[Start of Provided information]

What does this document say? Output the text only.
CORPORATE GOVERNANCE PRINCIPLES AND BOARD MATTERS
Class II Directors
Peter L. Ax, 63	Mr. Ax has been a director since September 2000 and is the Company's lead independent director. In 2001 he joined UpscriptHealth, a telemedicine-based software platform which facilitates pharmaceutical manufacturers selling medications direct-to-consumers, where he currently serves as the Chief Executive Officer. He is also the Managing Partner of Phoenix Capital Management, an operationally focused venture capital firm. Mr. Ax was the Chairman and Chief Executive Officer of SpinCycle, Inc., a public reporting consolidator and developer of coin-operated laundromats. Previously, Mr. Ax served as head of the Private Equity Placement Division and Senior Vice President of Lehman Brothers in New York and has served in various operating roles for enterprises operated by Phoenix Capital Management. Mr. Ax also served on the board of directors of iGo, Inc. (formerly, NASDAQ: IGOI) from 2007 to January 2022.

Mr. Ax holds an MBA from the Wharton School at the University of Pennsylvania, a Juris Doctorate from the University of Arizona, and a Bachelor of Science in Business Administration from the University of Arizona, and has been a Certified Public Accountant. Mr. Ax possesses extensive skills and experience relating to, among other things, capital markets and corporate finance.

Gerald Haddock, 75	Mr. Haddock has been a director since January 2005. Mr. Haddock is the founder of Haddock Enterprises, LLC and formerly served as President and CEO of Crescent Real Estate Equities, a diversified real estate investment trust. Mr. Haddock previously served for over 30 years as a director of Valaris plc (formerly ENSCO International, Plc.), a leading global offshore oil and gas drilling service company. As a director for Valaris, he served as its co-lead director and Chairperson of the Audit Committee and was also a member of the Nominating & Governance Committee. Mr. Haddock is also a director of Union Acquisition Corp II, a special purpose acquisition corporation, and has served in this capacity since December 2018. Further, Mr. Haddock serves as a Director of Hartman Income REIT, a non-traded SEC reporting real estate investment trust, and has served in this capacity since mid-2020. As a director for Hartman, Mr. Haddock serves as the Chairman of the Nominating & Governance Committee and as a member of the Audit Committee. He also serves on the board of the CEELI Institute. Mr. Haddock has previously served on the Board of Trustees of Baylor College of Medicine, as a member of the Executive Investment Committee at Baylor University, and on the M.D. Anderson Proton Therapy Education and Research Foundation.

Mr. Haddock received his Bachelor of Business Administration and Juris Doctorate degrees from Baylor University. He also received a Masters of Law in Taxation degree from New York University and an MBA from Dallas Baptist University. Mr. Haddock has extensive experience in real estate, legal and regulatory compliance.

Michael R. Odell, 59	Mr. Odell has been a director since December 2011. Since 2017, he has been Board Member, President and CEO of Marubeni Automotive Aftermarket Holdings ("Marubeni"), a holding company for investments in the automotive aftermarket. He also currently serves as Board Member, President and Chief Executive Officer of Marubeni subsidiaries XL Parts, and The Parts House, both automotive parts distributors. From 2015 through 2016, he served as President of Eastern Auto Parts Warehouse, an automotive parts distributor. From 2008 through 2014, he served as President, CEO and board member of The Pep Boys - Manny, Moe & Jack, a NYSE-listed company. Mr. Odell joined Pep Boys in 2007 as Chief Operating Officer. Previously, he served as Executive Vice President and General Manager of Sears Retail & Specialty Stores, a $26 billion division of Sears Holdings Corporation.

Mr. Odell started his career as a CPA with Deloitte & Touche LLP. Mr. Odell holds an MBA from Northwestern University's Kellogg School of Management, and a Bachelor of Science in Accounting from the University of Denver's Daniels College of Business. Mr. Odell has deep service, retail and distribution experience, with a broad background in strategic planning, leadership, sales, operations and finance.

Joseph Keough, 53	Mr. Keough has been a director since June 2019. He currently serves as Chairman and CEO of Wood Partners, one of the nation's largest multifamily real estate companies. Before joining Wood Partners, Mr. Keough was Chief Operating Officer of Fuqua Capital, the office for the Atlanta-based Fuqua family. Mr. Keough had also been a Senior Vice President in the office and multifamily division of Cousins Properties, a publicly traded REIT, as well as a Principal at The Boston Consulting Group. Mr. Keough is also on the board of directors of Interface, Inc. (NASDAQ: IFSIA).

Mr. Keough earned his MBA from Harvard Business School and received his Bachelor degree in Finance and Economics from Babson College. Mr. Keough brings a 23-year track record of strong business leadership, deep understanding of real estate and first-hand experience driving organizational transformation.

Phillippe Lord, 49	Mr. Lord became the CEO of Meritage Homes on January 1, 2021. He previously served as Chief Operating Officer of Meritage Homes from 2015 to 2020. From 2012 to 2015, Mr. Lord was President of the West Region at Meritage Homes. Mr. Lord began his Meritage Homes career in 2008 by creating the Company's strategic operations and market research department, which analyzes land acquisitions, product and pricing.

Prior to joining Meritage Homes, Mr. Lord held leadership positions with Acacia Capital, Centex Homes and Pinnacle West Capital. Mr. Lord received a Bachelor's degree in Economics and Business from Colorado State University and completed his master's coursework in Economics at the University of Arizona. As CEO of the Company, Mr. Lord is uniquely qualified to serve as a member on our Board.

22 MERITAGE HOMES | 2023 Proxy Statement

[End of Provided information]
[Start of Provided information]

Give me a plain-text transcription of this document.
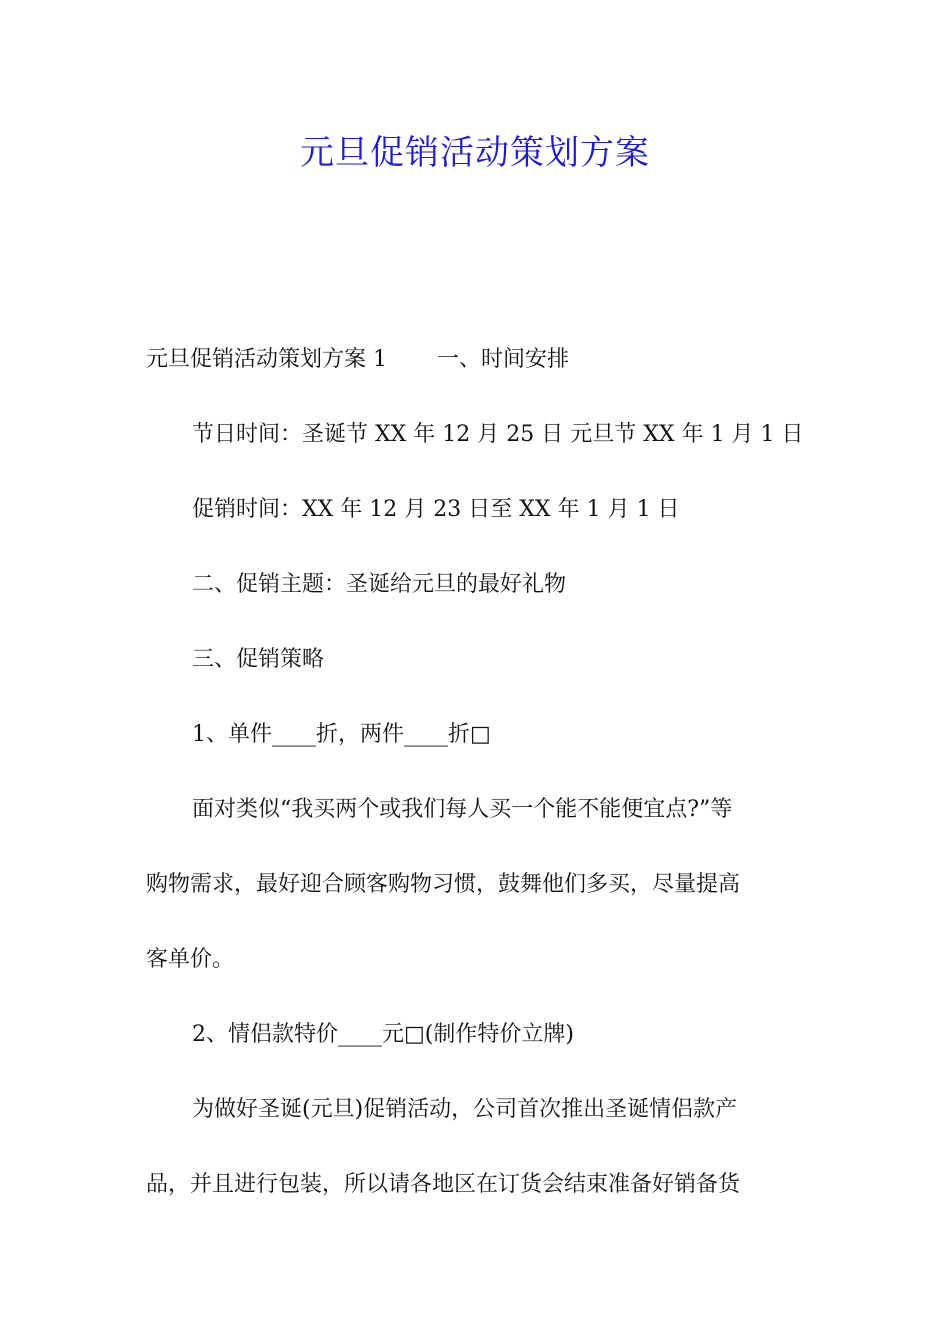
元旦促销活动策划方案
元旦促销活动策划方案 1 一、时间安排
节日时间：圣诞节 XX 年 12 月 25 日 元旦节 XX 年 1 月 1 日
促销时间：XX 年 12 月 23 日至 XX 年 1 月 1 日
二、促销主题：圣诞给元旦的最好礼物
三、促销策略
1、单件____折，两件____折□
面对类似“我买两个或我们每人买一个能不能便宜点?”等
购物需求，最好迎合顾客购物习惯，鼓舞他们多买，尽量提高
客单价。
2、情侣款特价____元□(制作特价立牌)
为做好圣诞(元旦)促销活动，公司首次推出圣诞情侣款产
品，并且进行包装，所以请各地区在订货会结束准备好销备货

[End of Provided information]

→ **Brief**
Of all the lines in the material above, how many contain the word "School"? Give only the count.

→ **Task output**
3